§ **What is being asked**
In the entries that follow, find the word "мерах" and report each line it is on.

§ **Task input**
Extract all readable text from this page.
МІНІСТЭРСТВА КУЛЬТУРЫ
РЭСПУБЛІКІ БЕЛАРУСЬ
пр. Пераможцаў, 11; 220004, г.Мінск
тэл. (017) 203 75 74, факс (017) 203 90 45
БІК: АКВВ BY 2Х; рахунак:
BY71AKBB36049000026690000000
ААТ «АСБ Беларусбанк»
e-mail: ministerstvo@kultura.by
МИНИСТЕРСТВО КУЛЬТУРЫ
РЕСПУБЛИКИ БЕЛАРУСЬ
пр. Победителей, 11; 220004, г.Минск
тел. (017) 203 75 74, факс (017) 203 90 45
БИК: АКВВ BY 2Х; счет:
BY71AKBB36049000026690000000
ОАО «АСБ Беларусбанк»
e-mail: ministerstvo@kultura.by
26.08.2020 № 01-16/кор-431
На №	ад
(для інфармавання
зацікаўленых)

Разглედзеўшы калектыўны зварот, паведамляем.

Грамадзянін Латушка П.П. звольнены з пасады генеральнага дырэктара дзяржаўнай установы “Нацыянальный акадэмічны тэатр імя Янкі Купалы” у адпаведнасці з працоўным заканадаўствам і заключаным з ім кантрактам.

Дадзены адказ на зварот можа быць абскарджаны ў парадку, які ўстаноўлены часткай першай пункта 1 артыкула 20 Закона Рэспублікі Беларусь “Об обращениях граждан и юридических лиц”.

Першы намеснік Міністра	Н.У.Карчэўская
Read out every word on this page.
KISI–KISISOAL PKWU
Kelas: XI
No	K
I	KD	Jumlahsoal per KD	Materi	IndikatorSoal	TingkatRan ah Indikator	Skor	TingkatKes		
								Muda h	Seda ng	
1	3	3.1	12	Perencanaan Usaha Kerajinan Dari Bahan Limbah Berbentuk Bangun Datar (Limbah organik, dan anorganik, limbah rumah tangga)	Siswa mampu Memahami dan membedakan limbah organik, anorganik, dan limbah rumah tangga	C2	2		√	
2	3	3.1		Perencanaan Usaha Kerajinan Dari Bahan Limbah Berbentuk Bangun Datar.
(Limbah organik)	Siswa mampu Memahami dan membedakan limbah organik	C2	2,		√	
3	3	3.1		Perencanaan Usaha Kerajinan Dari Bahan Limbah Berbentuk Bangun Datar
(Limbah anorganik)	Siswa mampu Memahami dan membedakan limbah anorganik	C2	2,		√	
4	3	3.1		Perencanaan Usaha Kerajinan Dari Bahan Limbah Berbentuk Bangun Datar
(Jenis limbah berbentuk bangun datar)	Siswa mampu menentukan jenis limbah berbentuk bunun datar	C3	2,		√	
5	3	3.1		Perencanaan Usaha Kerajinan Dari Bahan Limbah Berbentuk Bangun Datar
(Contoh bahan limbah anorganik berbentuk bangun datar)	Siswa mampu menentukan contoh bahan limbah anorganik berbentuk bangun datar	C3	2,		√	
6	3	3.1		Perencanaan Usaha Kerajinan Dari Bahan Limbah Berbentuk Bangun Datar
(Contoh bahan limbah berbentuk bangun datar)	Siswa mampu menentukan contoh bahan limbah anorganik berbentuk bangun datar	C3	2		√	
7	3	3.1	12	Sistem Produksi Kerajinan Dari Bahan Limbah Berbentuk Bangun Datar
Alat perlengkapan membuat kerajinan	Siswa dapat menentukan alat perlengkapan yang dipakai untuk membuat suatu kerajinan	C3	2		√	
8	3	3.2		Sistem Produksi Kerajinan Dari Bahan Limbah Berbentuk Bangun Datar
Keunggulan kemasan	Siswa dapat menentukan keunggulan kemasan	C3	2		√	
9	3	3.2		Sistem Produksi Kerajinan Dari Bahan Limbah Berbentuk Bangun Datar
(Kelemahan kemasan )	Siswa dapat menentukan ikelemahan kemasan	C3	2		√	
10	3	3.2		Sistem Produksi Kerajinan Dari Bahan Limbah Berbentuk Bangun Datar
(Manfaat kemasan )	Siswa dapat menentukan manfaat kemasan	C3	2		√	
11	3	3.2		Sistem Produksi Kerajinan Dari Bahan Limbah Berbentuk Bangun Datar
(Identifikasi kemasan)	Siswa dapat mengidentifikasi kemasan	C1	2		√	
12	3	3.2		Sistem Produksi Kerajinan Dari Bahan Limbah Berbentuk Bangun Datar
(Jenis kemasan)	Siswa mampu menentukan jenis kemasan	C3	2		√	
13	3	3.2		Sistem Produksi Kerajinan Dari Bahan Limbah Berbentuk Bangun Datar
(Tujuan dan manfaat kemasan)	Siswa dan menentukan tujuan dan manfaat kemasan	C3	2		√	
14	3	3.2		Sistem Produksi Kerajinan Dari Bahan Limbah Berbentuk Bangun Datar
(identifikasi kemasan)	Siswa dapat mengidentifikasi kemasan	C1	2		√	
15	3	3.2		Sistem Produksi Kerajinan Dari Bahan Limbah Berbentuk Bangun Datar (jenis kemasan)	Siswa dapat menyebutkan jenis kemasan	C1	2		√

...

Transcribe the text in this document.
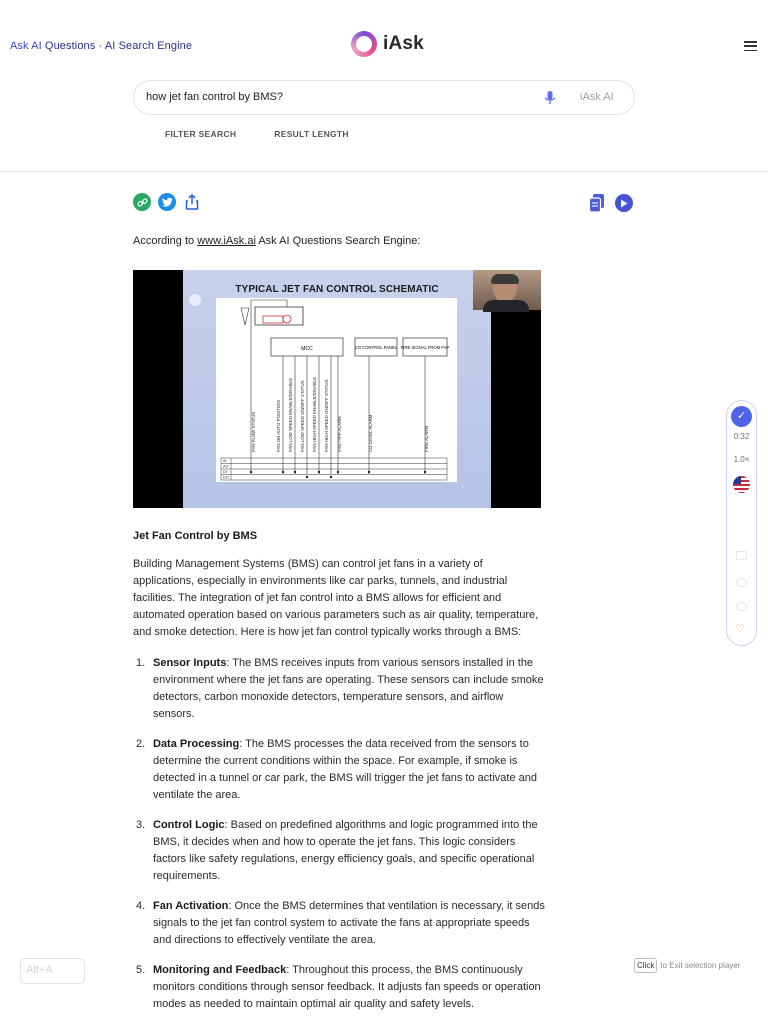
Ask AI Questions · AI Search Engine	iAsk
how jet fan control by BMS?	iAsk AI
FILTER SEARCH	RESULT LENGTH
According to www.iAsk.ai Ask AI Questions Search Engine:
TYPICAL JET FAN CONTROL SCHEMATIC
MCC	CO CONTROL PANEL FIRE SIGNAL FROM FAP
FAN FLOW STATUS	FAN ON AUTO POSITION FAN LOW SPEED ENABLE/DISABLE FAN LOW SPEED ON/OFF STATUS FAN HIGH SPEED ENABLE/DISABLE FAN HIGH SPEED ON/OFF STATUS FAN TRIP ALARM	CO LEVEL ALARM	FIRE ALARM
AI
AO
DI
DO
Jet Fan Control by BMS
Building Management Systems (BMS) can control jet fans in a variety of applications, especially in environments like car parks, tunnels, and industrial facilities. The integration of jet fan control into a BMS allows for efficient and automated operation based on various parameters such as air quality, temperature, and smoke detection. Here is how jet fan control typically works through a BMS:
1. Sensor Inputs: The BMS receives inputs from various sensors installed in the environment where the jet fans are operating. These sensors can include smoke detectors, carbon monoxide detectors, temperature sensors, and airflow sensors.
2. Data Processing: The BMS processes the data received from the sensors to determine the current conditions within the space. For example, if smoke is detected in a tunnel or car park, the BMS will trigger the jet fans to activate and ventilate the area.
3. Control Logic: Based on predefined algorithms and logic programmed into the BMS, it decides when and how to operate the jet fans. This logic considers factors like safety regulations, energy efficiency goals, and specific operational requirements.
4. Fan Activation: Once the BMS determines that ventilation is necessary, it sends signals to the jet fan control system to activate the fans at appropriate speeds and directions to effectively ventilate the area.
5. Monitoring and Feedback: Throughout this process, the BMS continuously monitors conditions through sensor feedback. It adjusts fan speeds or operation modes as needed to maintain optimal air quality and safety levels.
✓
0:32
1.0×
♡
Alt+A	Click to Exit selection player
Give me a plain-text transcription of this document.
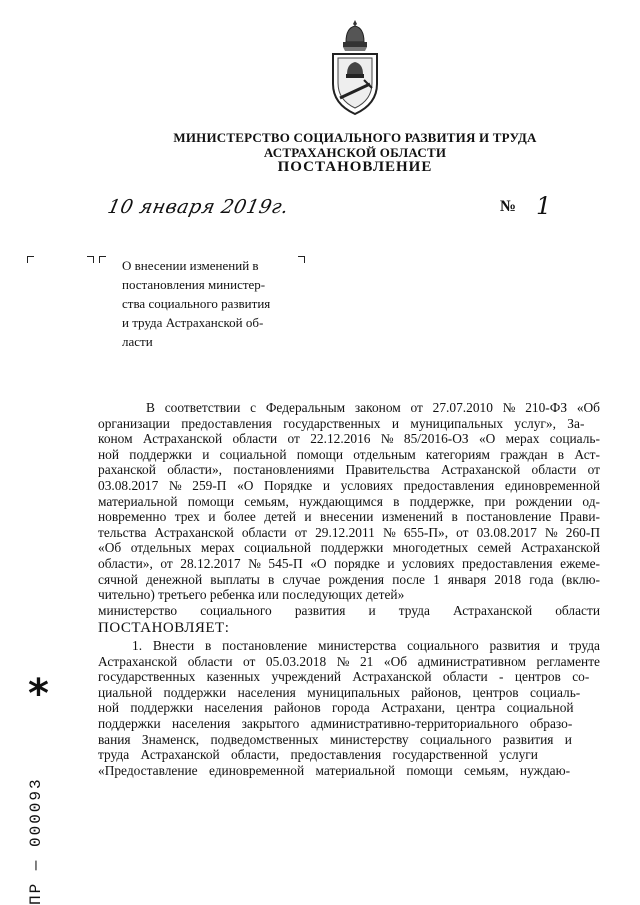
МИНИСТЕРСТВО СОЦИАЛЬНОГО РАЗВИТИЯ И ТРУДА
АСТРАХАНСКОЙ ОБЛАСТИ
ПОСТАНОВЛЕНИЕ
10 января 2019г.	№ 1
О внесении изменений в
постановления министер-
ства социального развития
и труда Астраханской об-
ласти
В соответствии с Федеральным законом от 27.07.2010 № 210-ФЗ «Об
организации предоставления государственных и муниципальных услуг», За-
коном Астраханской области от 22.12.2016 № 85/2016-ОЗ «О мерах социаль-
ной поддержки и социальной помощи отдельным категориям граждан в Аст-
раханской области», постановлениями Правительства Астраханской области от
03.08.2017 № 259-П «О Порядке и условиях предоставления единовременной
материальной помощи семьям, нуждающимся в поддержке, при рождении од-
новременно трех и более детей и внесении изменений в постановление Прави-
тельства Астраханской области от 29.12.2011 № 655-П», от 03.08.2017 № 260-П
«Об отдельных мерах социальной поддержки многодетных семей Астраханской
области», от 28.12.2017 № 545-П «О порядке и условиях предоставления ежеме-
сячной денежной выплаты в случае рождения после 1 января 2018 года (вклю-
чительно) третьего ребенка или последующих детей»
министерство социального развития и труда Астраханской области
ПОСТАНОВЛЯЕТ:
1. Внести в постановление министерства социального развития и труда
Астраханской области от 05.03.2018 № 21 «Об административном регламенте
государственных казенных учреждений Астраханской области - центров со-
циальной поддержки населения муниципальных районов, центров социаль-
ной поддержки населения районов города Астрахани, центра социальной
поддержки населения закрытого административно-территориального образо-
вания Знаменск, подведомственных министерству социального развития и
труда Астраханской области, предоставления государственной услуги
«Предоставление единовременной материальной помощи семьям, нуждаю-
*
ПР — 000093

§ **Result below**
коном Астраханской области от 22.12.2016 № 85/2016-ОЗ «О мерах социаль-
«Об отдельных мерах социальной поддержки многодетных семей Астраханской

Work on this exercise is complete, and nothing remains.